● Work to complete
Copy out the items below, substituting "Setup2" for every "Setup1" and changing nothing else. Omit the pictures.

● Records for this task
○ ○ ○ ○ ○ ○ ○
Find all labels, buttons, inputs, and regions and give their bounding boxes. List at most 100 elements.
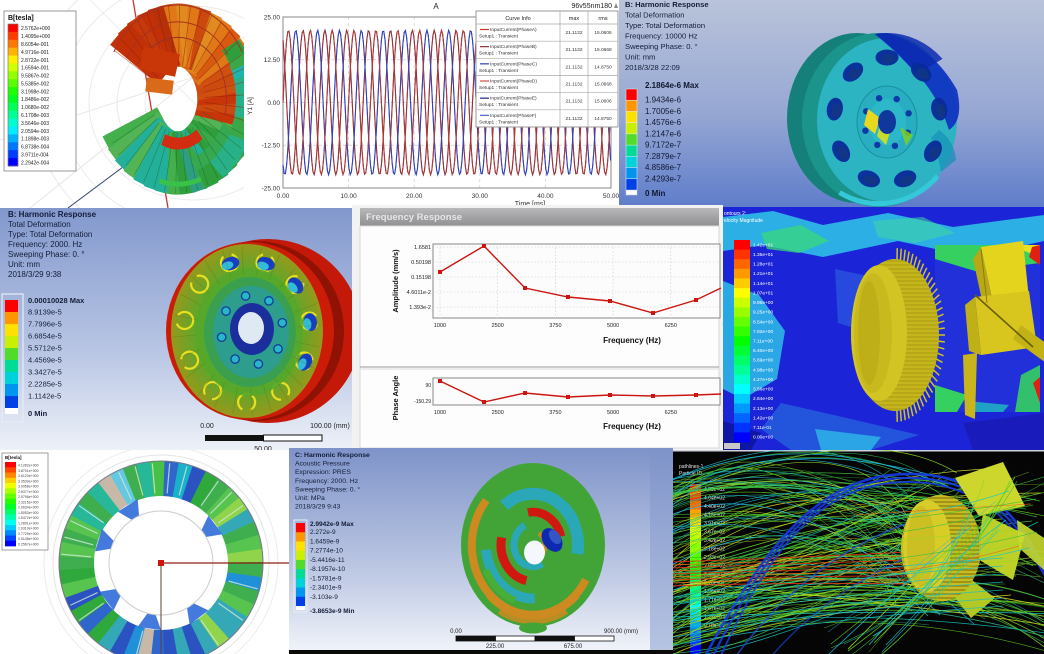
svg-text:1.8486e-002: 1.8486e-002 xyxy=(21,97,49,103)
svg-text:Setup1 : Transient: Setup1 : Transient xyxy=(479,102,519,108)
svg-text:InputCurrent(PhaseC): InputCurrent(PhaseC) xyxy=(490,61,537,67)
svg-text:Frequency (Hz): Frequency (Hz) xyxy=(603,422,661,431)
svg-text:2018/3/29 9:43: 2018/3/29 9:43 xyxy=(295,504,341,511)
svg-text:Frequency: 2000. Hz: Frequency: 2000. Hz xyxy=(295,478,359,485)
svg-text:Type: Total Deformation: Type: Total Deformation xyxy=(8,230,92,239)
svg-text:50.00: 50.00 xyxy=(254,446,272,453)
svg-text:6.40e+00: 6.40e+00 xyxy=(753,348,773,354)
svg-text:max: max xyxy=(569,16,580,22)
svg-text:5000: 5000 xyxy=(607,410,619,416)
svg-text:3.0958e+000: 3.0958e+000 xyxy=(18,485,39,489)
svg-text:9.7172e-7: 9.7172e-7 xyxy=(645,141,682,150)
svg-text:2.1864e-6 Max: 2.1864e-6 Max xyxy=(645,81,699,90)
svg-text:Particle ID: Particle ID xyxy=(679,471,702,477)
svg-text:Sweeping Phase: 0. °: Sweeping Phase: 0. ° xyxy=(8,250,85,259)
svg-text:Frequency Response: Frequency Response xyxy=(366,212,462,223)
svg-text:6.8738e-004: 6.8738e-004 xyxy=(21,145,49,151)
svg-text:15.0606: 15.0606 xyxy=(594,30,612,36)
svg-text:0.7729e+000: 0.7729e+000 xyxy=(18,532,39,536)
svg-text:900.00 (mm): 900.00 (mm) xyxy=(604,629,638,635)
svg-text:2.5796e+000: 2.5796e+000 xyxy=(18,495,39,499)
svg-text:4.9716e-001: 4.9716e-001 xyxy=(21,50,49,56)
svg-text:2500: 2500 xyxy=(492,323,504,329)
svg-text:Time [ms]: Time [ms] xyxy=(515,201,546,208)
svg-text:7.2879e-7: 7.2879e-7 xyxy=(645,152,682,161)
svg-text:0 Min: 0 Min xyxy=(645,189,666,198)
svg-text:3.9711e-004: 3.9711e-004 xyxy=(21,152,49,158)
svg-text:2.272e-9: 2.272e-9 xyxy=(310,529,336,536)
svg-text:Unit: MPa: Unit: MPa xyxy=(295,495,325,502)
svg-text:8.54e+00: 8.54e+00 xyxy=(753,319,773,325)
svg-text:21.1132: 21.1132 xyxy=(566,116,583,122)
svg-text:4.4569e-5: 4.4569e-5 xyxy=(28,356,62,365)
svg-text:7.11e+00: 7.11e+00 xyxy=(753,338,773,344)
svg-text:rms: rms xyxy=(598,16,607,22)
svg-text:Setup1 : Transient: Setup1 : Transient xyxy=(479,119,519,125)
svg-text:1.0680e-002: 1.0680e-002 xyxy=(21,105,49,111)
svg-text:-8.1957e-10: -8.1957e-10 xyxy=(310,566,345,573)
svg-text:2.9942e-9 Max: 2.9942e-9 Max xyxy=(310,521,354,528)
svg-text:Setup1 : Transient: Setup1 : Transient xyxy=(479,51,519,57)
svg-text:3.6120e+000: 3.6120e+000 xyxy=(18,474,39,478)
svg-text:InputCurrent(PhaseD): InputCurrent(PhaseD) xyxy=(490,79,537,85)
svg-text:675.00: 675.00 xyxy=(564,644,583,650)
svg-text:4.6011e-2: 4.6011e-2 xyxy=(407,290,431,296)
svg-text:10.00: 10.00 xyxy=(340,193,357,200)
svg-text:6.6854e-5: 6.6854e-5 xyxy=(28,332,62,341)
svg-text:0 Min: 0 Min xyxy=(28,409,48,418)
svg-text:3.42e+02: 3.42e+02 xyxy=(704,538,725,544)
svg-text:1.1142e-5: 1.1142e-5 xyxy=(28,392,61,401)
○ ○ ○ ○ ○ ○ ○
● Result for this task
Find all labels, buttons, inputs, and regions and give their bounding boxes. List at most 100 elements.
svg-text:1.8486e-002: 1.8486e-002 xyxy=(21,97,49,103)
svg-text:Setup2 : Transient: Setup2 : Transient xyxy=(479,102,519,108)
svg-text:InputCurrent(PhaseC): InputCurrent(PhaseC) xyxy=(490,61,537,67)
svg-text:Frequency (Hz): Frequency (Hz) xyxy=(603,422,661,431)
svg-text:2018/3/29 9:43: 2018/3/29 9:43 xyxy=(295,504,341,511)
svg-text:Frequency: 2000. Hz: Frequency: 2000. Hz xyxy=(295,478,359,485)
svg-text:Type: Total Deformation: Type: Total Deformation xyxy=(8,230,92,239)
svg-text:50.00: 50.00 xyxy=(254,446,272,453)
svg-text:6.40e+00: 6.40e+00 xyxy=(753,348,773,354)
svg-text:max: max xyxy=(569,16,580,22)
svg-text:5000: 5000 xyxy=(607,410,619,416)
svg-text:3.0958e+000: 3.0958e+000 xyxy=(18,485,39,489)
svg-text:9.7172e-7: 9.7172e-7 xyxy=(645,141,682,150)
svg-text:2.1864e-6 Max: 2.1864e-6 Max xyxy=(645,81,699,90)
svg-text:Particle ID: Particle ID xyxy=(679,471,702,477)
svg-text:Sweeping Phase: 0. °: Sweeping Phase: 0. ° xyxy=(8,250,85,259)
svg-text:Frequency Response: Frequency Response xyxy=(366,212,462,223)
svg-text:6.8738e-004: 6.8738e-004 xyxy=(21,145,49,151)
svg-text:15.0606: 15.0606 xyxy=(594,30,612,36)
svg-text:0.7729e+000: 0.7729e+000 xyxy=(18,532,39,536)
svg-text:900.00 (mm): 900.00 (mm) xyxy=(604,629,638,635)
svg-text:2.5796e+000: 2.5796e+000 xyxy=(18,495,39,499)
svg-text:4.9716e-001: 4.9716e-001 xyxy=(21,50,49,56)
svg-text:2500: 2500 xyxy=(492,323,504,329)
svg-text:Time [ms]: Time [ms] xyxy=(515,201,546,208)
svg-text:7.2879e-7: 7.2879e-7 xyxy=(645,152,682,161)
svg-text:0 Min: 0 Min xyxy=(645,189,666,198)
svg-text:3.9711e-004: 3.9711e-004 xyxy=(21,152,49,158)
svg-text:2.272e-9: 2.272e-9 xyxy=(310,529,336,536)
svg-text:Unit: MPa: Unit: MPa xyxy=(295,495,325,502)
svg-text:8.54e+00: 8.54e+00 xyxy=(753,319,773,325)
svg-text:21.1132: 21.1132 xyxy=(566,116,583,122)
svg-text:4.4569e-5: 4.4569e-5 xyxy=(28,356,62,365)
svg-text:7.11e+00: 7.11e+00 xyxy=(753,338,773,344)
svg-text:rms: rms xyxy=(598,16,607,22)
svg-text:Setup2 : Transient: Setup2 : Transient xyxy=(479,119,519,125)
svg-text:1.0680e-002: 1.0680e-002 xyxy=(21,105,49,111)
svg-text:-8.1957e-10: -8.1957e-10 xyxy=(310,566,345,573)
svg-text:2.9942e-9 Max: 2.9942e-9 Max xyxy=(310,521,354,528)
svg-text:Setup2 : Transient: Setup2 : Transient xyxy=(479,51,519,57)
svg-text:3.6120e+000: 3.6120e+000 xyxy=(18,474,39,478)
svg-text:InputCurrent(PhaseD): InputCurrent(PhaseD) xyxy=(490,79,537,85)
svg-text:675.00: 675.00 xyxy=(564,644,583,650)
svg-text:4.6011e-2: 4.6011e-2 xyxy=(407,290,431,296)
svg-text:10.00: 10.00 xyxy=(340,193,357,200)
svg-text:6.6854e-5: 6.6854e-5 xyxy=(28,332,62,341)
svg-text:0 Min: 0 Min xyxy=(28,409,48,418)
svg-text:3.42e+02: 3.42e+02 xyxy=(704,538,725,544)
svg-text:1.1142e-5: 1.1142e-5 xyxy=(28,392,61,401)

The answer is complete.